Problem to work on >>
Each line of the listing that contains the word "rilevare" is to be copied.

— BEGIN Dataset —

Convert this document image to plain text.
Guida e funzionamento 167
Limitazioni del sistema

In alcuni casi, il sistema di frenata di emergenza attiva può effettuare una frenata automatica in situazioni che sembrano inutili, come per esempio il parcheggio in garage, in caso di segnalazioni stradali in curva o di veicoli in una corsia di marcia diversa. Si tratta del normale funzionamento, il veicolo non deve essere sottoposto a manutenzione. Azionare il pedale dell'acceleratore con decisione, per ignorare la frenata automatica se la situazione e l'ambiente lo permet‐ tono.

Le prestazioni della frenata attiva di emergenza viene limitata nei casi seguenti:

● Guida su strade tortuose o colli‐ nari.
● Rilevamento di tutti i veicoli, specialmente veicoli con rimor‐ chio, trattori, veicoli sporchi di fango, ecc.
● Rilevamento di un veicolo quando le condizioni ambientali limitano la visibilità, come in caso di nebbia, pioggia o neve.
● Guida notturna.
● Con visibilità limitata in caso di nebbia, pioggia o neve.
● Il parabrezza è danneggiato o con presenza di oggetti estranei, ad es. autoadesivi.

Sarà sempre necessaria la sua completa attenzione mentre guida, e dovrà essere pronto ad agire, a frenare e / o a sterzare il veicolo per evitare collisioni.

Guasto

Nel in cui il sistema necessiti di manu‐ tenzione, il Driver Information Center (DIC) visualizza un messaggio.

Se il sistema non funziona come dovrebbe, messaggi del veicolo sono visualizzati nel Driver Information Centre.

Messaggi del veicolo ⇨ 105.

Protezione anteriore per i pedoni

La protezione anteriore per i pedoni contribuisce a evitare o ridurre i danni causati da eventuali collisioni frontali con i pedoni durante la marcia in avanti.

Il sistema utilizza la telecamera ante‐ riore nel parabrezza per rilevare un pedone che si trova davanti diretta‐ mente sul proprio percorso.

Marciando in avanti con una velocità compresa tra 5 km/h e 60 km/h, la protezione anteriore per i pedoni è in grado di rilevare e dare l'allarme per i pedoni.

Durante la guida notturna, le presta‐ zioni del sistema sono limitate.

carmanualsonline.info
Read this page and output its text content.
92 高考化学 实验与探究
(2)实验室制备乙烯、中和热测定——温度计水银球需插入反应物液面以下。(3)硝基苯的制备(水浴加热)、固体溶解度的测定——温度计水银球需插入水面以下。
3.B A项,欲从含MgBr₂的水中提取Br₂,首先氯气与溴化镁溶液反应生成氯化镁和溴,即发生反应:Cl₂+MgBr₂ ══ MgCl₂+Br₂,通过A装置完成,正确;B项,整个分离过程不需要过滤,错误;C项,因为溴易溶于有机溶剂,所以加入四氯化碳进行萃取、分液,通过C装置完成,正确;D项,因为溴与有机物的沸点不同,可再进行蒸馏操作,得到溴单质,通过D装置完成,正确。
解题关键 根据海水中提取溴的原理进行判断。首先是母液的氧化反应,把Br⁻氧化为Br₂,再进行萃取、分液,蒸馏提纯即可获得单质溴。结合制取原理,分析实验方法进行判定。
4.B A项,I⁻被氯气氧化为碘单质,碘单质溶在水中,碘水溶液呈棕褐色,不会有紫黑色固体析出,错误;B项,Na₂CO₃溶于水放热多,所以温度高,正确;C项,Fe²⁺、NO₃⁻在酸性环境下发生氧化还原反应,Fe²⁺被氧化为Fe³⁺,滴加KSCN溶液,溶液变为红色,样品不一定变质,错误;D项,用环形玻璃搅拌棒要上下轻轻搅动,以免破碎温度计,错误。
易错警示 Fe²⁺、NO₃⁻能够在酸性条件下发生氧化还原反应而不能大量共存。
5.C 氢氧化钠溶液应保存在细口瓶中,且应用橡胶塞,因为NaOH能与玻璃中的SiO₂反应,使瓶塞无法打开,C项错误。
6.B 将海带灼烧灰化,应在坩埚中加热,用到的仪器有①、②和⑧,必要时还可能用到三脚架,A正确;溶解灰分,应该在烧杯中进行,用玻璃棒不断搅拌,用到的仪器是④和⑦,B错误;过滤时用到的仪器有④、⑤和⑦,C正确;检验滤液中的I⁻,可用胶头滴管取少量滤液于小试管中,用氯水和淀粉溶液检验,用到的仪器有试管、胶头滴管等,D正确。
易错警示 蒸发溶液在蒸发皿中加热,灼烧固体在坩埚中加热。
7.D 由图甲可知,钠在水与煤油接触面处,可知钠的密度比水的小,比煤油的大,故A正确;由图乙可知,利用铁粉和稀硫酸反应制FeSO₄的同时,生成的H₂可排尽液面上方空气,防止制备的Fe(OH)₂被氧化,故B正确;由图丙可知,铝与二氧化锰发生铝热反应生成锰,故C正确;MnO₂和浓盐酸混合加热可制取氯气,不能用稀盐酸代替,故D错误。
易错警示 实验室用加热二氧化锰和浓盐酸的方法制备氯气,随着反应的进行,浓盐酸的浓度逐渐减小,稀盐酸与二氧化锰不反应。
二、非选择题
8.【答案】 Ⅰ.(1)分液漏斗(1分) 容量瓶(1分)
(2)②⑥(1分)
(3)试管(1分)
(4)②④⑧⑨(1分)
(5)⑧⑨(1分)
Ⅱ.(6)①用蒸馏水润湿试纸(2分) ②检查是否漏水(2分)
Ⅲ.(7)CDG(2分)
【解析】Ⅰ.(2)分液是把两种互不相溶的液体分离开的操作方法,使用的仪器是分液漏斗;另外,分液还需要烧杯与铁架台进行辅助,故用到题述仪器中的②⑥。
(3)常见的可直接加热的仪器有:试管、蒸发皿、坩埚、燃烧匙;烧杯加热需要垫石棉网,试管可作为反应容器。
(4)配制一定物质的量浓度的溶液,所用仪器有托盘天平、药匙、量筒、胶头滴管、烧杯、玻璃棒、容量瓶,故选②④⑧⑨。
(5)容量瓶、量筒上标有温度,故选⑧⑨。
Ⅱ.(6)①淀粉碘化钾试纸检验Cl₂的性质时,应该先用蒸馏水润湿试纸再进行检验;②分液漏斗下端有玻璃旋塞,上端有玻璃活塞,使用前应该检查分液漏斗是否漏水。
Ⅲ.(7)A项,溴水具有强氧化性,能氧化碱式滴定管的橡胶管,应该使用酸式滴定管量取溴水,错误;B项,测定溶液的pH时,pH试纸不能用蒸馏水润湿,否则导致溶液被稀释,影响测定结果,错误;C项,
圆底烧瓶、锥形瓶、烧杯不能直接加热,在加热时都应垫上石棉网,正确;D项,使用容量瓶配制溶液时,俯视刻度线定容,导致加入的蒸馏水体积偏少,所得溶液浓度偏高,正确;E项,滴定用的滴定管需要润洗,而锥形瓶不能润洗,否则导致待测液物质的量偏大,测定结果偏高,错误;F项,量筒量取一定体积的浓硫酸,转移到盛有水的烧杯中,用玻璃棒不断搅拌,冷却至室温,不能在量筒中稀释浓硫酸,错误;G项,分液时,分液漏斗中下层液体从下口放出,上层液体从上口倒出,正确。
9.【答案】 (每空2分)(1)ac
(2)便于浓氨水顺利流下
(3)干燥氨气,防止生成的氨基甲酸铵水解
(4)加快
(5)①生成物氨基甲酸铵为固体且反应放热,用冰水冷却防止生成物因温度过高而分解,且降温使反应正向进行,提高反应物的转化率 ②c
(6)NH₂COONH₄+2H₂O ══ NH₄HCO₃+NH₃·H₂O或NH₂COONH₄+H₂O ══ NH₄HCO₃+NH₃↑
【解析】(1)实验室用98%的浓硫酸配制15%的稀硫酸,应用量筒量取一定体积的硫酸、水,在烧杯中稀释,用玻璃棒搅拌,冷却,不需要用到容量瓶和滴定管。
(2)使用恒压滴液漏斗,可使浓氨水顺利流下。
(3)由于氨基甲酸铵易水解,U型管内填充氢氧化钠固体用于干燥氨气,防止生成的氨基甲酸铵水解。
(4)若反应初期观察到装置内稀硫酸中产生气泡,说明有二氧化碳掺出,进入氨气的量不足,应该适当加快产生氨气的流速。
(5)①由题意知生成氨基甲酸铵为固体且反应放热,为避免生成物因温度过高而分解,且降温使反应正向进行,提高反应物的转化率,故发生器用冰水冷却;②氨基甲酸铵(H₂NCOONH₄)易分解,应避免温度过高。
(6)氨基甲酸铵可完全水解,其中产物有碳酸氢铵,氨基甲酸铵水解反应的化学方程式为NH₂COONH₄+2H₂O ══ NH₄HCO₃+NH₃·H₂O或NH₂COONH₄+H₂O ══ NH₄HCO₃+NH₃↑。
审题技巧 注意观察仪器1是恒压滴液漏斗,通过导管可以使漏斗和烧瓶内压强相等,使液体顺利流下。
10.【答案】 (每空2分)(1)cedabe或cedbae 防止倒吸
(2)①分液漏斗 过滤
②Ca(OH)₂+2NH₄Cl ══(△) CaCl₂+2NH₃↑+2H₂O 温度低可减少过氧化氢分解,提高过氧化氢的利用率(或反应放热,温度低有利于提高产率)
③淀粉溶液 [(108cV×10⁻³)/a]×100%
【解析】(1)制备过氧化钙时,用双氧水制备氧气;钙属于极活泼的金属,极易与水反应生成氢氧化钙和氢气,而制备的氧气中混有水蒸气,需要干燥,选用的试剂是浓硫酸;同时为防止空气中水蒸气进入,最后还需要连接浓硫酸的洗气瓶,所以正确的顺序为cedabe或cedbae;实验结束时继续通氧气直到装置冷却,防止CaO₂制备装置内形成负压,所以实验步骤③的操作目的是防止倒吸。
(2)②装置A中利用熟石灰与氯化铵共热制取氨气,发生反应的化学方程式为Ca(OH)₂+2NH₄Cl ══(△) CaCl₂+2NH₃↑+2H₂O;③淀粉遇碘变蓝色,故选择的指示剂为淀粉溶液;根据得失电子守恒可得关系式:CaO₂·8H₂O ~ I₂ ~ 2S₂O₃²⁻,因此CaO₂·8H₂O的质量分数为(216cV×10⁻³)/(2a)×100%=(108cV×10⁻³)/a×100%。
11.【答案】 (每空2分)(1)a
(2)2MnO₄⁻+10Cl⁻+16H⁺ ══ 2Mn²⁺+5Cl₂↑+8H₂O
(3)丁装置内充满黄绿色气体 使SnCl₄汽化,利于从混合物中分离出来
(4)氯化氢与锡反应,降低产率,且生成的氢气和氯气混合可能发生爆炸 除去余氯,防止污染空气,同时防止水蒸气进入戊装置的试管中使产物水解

— END Dataset —

Solution for this problem >>
Il sistema utilizza la telecamera ante‐ riore nel parabrezza per rilevare un pedone che si trova davanti diretta‐ mente sul proprio percorso.
Marciando in avanti con una velocità compresa tra 5 km/h e 60 km/h, la protezione anteriore per i pedoni è in grado di rilevare e dare l'allarme per i pedoni.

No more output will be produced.